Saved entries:
_ _ _ _ _ _ _
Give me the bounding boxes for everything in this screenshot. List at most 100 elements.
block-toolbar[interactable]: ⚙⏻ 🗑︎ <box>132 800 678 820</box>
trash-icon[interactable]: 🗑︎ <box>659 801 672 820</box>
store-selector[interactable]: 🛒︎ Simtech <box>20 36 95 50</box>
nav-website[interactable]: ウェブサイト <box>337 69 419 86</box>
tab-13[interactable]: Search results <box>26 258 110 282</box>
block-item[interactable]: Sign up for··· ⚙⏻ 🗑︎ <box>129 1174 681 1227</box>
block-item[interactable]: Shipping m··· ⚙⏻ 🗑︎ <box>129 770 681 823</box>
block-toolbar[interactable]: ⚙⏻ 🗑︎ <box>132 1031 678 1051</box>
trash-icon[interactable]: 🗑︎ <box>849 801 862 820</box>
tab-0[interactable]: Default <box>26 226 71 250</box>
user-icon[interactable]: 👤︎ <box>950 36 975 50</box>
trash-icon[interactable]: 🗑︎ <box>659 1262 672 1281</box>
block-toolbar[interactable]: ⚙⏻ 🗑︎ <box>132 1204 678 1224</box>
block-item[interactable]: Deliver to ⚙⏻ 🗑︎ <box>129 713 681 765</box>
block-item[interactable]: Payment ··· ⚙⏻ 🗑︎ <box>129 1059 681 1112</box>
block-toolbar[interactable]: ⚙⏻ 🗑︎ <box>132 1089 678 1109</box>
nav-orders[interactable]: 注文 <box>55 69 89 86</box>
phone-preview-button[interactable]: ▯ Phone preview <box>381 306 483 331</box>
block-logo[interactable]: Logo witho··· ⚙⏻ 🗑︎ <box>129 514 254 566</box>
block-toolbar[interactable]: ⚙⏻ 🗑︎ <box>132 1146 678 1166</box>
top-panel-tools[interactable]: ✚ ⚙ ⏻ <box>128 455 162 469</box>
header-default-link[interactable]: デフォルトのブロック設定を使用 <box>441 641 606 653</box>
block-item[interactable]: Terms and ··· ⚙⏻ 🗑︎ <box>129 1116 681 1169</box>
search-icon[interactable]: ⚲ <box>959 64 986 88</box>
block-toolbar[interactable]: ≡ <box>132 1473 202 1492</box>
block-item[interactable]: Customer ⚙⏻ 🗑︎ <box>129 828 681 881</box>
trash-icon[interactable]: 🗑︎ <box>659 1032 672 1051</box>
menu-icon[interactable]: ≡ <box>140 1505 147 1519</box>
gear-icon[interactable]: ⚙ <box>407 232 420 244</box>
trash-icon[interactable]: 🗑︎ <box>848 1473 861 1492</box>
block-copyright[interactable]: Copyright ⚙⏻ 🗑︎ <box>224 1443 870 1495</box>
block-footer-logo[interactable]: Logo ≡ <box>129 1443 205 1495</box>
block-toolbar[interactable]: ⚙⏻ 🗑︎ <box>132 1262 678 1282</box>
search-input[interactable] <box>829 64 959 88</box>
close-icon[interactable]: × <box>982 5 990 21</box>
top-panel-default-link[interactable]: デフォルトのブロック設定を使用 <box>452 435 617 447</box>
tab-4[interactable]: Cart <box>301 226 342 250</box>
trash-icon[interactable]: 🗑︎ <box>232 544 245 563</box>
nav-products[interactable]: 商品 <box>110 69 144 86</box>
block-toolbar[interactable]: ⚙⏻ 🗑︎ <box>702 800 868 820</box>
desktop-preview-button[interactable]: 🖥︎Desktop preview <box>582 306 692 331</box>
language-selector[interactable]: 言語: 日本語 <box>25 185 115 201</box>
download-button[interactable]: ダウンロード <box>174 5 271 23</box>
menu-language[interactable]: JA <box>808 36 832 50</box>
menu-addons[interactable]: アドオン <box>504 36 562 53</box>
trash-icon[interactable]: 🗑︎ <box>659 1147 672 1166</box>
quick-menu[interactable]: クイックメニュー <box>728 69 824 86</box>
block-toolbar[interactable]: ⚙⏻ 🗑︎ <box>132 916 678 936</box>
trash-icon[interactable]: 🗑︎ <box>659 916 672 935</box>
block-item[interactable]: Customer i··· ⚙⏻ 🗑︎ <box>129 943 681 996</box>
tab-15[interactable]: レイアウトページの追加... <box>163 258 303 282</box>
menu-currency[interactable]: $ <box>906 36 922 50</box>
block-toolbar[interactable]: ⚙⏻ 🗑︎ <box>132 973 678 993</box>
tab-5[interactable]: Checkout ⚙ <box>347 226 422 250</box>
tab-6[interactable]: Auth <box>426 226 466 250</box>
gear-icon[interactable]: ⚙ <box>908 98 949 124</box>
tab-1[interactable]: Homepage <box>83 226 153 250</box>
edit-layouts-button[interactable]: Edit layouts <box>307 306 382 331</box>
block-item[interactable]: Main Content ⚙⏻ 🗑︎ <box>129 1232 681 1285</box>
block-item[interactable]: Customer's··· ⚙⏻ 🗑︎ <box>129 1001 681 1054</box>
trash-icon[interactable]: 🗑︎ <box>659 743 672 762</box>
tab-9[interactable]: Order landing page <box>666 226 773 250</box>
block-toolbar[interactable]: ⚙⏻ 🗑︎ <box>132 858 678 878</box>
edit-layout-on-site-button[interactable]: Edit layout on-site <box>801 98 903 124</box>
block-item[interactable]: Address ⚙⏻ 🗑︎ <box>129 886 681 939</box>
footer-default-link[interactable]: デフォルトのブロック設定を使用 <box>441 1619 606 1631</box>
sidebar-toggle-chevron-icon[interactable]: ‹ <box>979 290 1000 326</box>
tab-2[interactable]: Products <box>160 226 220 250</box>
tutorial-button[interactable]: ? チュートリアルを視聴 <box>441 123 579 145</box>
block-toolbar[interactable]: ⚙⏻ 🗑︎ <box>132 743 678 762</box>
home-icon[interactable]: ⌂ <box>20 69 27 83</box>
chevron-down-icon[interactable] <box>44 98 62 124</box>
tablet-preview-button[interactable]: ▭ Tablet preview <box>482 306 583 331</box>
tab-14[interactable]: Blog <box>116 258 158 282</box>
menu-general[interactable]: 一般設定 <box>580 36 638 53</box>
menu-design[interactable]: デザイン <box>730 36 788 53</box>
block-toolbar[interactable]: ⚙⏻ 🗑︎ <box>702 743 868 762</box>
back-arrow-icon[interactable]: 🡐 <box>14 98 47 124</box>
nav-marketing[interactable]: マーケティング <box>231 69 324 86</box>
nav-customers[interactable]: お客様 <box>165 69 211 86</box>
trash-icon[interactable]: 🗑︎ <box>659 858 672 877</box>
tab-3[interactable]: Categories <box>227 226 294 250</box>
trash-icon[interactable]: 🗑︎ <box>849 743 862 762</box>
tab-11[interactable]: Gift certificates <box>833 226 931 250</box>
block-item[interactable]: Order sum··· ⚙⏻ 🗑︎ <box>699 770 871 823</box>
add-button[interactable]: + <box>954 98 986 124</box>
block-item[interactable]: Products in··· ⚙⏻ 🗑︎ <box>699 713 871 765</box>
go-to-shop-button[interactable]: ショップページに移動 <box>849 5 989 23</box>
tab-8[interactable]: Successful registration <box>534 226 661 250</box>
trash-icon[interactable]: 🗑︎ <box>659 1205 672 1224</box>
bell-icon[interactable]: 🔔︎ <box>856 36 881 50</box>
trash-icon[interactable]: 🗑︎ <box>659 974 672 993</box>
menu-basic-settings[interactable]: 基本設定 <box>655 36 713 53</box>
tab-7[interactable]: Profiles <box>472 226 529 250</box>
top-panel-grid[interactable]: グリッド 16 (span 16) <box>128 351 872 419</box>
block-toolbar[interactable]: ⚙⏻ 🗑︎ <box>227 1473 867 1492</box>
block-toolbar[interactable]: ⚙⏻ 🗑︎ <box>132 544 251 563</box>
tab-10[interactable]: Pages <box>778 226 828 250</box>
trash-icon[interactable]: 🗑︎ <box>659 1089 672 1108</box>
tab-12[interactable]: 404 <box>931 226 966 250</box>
_ _ _ _ _ _ _
How many lines in the rows above contain the string "language"? Case counts. Reply with the number only.

2